Copy each line below in which the string "Test" occurs.

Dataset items
▼

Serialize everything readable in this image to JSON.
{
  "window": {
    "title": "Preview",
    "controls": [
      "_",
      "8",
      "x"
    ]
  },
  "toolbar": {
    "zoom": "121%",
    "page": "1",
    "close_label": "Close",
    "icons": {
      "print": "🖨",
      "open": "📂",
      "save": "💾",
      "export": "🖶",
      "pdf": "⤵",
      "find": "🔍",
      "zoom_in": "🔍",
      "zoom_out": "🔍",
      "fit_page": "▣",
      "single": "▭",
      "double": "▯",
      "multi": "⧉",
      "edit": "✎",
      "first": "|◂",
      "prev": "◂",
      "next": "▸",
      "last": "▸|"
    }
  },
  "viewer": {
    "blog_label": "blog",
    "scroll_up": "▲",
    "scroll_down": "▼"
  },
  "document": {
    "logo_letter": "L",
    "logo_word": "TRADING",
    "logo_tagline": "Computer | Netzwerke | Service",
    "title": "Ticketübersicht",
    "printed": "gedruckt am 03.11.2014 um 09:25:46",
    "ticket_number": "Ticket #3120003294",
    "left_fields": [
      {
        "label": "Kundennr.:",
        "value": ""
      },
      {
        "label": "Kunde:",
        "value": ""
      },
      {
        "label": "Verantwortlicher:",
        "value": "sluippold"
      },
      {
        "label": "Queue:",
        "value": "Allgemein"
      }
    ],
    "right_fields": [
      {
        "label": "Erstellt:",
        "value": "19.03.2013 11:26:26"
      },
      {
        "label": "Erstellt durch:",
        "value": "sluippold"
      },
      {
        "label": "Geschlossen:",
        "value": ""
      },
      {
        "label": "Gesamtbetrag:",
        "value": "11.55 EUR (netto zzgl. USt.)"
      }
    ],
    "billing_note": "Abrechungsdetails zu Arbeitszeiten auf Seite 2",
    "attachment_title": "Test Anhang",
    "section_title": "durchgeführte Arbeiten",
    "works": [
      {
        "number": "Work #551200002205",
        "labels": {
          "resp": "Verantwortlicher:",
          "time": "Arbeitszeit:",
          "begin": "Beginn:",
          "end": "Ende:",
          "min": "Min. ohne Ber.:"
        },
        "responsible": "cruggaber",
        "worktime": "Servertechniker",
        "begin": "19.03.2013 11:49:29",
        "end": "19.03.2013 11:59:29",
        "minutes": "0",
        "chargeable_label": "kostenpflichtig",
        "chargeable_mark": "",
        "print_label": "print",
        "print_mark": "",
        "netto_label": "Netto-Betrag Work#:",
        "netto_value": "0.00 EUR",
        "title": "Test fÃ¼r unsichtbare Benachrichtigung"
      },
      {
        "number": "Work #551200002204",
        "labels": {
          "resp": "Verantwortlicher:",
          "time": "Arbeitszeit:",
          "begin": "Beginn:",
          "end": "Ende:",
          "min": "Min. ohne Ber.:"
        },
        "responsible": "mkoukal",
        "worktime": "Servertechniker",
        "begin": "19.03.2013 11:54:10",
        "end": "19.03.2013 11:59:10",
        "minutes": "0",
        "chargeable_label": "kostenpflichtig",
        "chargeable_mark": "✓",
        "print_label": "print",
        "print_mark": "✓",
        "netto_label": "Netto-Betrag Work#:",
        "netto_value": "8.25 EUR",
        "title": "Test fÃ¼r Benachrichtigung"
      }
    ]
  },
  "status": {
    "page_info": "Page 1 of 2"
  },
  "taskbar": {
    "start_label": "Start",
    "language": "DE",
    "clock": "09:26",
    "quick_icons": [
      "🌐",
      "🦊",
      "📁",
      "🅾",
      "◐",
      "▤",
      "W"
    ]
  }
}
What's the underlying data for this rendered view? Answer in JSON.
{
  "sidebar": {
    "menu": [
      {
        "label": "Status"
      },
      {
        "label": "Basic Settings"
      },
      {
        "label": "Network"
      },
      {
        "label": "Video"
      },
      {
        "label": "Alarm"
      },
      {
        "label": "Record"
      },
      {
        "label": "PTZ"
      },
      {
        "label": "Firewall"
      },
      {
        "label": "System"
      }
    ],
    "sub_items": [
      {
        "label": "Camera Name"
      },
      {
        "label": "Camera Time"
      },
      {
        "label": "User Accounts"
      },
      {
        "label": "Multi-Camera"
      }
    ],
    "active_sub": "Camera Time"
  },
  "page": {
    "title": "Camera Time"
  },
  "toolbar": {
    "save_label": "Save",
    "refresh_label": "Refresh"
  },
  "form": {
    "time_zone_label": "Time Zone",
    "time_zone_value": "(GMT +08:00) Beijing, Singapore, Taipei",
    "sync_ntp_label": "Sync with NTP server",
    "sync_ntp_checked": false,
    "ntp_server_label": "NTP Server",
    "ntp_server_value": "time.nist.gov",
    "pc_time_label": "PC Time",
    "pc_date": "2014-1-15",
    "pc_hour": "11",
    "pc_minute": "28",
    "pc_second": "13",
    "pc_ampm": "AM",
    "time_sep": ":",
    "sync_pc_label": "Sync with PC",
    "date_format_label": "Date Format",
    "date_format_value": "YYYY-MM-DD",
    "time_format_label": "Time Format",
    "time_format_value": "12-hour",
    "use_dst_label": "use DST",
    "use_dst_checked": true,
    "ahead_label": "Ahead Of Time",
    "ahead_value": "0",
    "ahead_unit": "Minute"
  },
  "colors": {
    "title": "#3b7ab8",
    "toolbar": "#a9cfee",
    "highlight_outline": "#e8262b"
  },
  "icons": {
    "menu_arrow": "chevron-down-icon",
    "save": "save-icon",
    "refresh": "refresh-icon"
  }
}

▲

→ **Solution to this task**
    "attachment_title": "Test Anhang",
        "title": "Test fÃ¼r unsichtbare Benachrichtigung"
        "title": "Test fÃ¼r Benachrichtigung"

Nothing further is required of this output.